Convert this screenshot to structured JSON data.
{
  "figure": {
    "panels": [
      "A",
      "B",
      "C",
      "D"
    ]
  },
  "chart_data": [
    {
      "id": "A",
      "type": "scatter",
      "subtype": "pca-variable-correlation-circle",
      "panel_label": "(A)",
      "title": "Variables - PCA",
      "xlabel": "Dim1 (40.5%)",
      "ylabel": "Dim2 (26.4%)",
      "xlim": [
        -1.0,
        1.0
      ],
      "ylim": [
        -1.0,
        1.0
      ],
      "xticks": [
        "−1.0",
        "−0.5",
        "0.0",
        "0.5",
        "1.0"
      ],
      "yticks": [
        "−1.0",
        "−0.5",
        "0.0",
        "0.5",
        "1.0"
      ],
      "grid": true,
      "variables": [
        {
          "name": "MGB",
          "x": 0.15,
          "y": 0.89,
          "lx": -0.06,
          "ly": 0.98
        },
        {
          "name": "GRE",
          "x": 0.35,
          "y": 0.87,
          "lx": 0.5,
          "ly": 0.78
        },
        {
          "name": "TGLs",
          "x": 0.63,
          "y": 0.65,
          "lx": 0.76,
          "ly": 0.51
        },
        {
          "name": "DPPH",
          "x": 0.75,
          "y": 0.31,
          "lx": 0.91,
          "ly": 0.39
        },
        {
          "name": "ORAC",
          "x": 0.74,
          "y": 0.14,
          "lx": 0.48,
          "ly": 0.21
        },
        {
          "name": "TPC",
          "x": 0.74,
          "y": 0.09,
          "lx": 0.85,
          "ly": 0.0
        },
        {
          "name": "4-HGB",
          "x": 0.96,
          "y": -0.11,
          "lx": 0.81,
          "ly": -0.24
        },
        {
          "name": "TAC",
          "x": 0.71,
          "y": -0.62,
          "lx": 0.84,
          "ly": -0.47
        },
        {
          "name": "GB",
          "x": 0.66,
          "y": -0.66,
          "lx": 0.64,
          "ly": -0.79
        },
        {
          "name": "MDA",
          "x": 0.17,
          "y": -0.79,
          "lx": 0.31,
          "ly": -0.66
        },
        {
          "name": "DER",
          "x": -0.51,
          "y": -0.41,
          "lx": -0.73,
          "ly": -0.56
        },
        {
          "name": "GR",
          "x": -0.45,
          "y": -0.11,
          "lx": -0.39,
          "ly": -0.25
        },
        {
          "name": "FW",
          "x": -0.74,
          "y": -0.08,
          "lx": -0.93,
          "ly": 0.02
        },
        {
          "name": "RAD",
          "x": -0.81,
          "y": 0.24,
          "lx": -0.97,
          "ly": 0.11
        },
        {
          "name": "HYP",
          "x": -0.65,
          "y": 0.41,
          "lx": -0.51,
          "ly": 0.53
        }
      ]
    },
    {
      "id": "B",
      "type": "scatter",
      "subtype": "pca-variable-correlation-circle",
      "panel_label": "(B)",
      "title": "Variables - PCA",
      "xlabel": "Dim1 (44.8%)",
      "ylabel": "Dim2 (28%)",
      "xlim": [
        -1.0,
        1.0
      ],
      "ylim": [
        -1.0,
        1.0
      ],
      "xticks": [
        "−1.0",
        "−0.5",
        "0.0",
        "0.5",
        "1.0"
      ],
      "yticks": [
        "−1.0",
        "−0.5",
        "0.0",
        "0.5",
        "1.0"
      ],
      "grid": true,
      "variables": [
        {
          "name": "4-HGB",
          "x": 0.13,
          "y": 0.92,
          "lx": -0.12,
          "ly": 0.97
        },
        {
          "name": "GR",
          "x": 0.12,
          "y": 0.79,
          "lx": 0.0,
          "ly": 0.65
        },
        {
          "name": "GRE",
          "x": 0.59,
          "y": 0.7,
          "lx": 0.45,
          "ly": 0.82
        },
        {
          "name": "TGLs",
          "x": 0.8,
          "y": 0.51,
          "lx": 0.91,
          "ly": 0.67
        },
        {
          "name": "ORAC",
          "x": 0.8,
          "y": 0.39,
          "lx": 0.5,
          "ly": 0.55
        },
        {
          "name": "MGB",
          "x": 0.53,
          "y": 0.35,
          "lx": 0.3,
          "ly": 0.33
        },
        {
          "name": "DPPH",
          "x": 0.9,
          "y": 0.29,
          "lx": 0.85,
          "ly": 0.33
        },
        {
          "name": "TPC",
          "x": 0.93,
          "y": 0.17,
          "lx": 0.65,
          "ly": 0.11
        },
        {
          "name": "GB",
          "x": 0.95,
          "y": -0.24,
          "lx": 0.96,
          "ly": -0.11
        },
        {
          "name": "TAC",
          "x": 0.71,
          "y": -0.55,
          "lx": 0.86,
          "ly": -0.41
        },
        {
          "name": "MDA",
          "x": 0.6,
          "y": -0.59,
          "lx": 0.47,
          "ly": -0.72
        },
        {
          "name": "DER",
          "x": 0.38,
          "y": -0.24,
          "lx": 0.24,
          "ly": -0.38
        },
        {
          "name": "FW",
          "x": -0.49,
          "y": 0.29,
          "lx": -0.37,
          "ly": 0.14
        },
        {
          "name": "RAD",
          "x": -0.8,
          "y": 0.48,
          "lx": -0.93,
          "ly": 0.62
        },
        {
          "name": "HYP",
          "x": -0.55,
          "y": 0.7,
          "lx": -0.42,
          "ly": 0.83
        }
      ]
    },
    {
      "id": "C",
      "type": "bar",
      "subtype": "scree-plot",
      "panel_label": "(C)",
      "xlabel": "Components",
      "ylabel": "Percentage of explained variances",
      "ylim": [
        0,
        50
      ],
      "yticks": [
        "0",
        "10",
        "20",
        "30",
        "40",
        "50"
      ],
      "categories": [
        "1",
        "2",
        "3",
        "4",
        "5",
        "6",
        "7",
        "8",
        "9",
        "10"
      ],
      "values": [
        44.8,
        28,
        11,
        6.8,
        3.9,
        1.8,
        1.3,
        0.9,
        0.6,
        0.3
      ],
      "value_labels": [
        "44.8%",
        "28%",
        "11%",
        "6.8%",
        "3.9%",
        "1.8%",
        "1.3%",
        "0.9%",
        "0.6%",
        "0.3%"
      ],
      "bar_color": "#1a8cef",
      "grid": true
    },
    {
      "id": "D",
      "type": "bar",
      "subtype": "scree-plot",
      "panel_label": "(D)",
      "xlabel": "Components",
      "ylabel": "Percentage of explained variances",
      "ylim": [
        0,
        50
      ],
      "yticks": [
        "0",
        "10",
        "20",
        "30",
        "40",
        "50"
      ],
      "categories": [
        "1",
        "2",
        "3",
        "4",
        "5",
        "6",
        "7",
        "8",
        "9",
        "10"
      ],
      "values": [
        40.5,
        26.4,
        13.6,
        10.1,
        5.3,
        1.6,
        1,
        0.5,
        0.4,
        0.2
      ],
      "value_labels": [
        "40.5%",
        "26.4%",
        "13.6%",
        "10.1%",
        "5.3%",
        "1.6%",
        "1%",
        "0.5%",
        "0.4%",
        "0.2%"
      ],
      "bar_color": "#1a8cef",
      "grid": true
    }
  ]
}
========
| SHORT TASK |
From the listing above, reproduce all the lines exactly.

| FINAL RESULT |
Convert this screenshot to structured JSON data.
{
  "figure": {
    "panels": [
      "A",
      "B",
      "C",
      "D"
    ]
  },
  "chart_data": [
    {
      "id": "A",
      "type": "scatter",
      "subtype": "pca-variable-correlation-circle",
      "panel_label": "(A)",
      "title": "Variables - PCA",
      "xlabel": "Dim1 (40.5%)",
      "ylabel": "Dim2 (26.4%)",
      "xlim": [
        -1.0,
        1.0
      ],
      "ylim": [
        -1.0,
        1.0
      ],
      "xticks": [
        "−1.0",
        "−0.5",
        "0.0",
        "0.5",
        "1.0"
      ],
      "yticks": [
        "−1.0",
        "−0.5",
        "0.0",
        "0.5",
        "1.0"
      ],
      "grid": true,
      "variables": [
        {
          "name": "MGB",
          "x": 0.15,
          "y": 0.89,
          "lx": -0.06,
          "ly": 0.98
        },
        {
          "name": "GRE",
          "x": 0.35,
          "y": 0.87,
          "lx": 0.5,
          "ly": 0.78
        },
        {
          "name": "TGLs",
          "x": 0.63,
          "y": 0.65,
          "lx": 0.76,
          "ly": 0.51
        },
        {
          "name": "DPPH",
          "x": 0.75,
          "y": 0.31,
          "lx": 0.91,
          "ly": 0.39
        },
        {
          "name": "ORAC",
          "x": 0.74,
          "y": 0.14,
          "lx": 0.48,
          "ly": 0.21
        },
        {
          "name": "TPC",
          "x": 0.74,
          "y": 0.09,
          "lx": 0.85,
          "ly": 0.0
        },
        {
          "name": "4-HGB",
          "x": 0.96,
          "y": -0.11,
          "lx": 0.81,
          "ly": -0.24
        },
        {
          "name": "TAC",
          "x": 0.71,
          "y": -0.62,
          "lx": 0.84,
          "ly": -0.47
        },
        {
          "name": "GB",
          "x": 0.66,
          "y": -0.66,
          "lx": 0.64,
          "ly": -0.79
        },
        {
          "name": "MDA",
          "x": 0.17,
          "y": -0.79,
          "lx": 0.31,
          "ly": -0.66
        },
        {
          "name": "DER",
          "x": -0.51,
          "y": -0.41,
          "lx": -0.73,
          "ly": -0.56
        },
        {
          "name": "GR",
          "x": -0.45,
          "y": -0.11,
          "lx": -0.39,
          "ly": -0.25
        },
        {
          "name": "FW",
          "x": -0.74,
          "y": -0.08,
          "lx": -0.93,
          "ly": 0.02
        },
        {
          "name": "RAD",
          "x": -0.81,
          "y": 0.24,
          "lx": -0.97,
          "ly": 0.11
        },
        {
          "name": "HYP",
          "x": -0.65,
          "y": 0.41,
          "lx": -0.51,
          "ly": 0.53
        }
      ]
    },
    {
      "id": "B",
      "type": "scatter",
      "subtype": "pca-variable-correlation-circle",
      "panel_label": "(B)",
      "title": "Variables - PCA",
      "xlabel": "Dim1 (44.8%)",
      "ylabel": "Dim2 (28%)",
      "xlim": [
        -1.0,
        1.0
      ],
      "ylim": [
        -1.0,
        1.0
      ],
      "xticks": [
        "−1.0",
        "−0.5",
        "0.0",
        "0.5",
        "1.0"
      ],
      "yticks": [
        "−1.0",
        "−0.5",
        "0.0",
        "0.5",
        "1.0"
      ],
      "grid": true,
      "variables": [
        {
          "name": "4-HGB",
          "x": 0.13,
          "y": 0.92,
          "lx": -0.12,
          "ly": 0.97
        },
        {
          "name": "GR",
          "x": 0.12,
          "y": 0.79,
          "lx": 0.0,
          "ly": 0.65
        },
        {
          "name": "GRE",
          "x": 0.59,
          "y": 0.7,
          "lx": 0.45,
          "ly": 0.82
        },
        {
          "name": "TGLs",
          "x": 0.8,
          "y": 0.51,
          "lx": 0.91,
          "ly": 0.67
        },
        {
          "name": "ORAC",
          "x": 0.8,
          "y": 0.39,
          "lx": 0.5,
          "ly": 0.55
        },
        {
          "name": "MGB",
          "x": 0.53,
          "y": 0.35,
          "lx": 0.3,
          "ly": 0.33
        },
        {
          "name": "DPPH",
          "x": 0.9,
          "y": 0.29,
          "lx": 0.85,
          "ly": 0.33
        },
        {
          "name": "TPC",
          "x": 0.93,
          "y": 0.17,
          "lx": 0.65,
          "ly": 0.11
        },
        {
          "name": "GB",
          "x": 0.95,
          "y": -0.24,
          "lx": 0.96,
          "ly": -0.11
        },
        {
          "name": "TAC",
          "x": 0.71,
          "y": -0.55,
          "lx": 0.86,
          "ly": -0.41
        },
        {
          "name": "MDA",
          "x": 0.6,
          "y": -0.59,
          "lx": 0.47,
          "ly": -0.72
        },
        {
          "name": "DER",
          "x": 0.38,
          "y": -0.24,
          "lx": 0.24,
          "ly": -0.38
        },
        {
          "name": "FW",
          "x": -0.49,
          "y": 0.29,
          "lx": -0.37,
          "ly": 0.14
        },
        {
          "name": "RAD",
          "x": -0.8,
          "y": 0.48,
          "lx": -0.93,
          "ly": 0.62
        },
        {
          "name": "HYP",
          "x": -0.55,
          "y": 0.7,
          "lx": -0.42,
          "ly": 0.83
        }
      ]
    },
    {
      "id": "C",
      "type": "bar",
      "subtype": "scree-plot",
      "panel_label": "(C)",
      "xlabel": "Components",
      "ylabel": "Percentage of explained variances",
      "ylim": [
        0,
        50
      ],
      "yticks": [
        "0",
        "10",
        "20",
        "30",
        "40",
        "50"
      ],
      "categories": [
        "1",
        "2",
        "3",
        "4",
        "5",
        "6",
        "7",
        "8",
        "9",
        "10"
      ],
      "values": [
        44.8,
        28,
        11,
        6.8,
        3.9,
        1.8,
        1.3,
        0.9,
        0.6,
        0.3
      ],
      "value_labels": [
        "44.8%",
        "28%",
        "11%",
        "6.8%",
        "3.9%",
        "1.8%",
        "1.3%",
        "0.9%",
        "0.6%",
        "0.3%"
      ],
      "bar_color": "#1a8cef",
      "grid": true
    },
    {
      "id": "D",
      "type": "bar",
      "subtype": "scree-plot",
      "panel_label": "(D)",
      "xlabel": "Components",
      "ylabel": "Percentage of explained variances",
      "ylim": [
        0,
        50
      ],
      "yticks": [
        "0",
        "10",
        "20",
        "30",
        "40",
        "50"
      ],
      "categories": [
        "1",
        "2",
        "3",
        "4",
        "5",
        "6",
        "7",
        "8",
        "9",
        "10"
      ],
      "values": [
        40.5,
        26.4,
        13.6,
        10.1,
        5.3,
        1.6,
        1,
        0.5,
        0.4,
        0.2
      ],
      "value_labels": [
        "40.5%",
        "26.4%",
        "13.6%",
        "10.1%",
        "5.3%",
        "1.6%",
        "1%",
        "0.5%",
        "0.4%",
        "0.2%"
      ],
      "bar_color": "#1a8cef",
      "grid": true
    }
  ]
}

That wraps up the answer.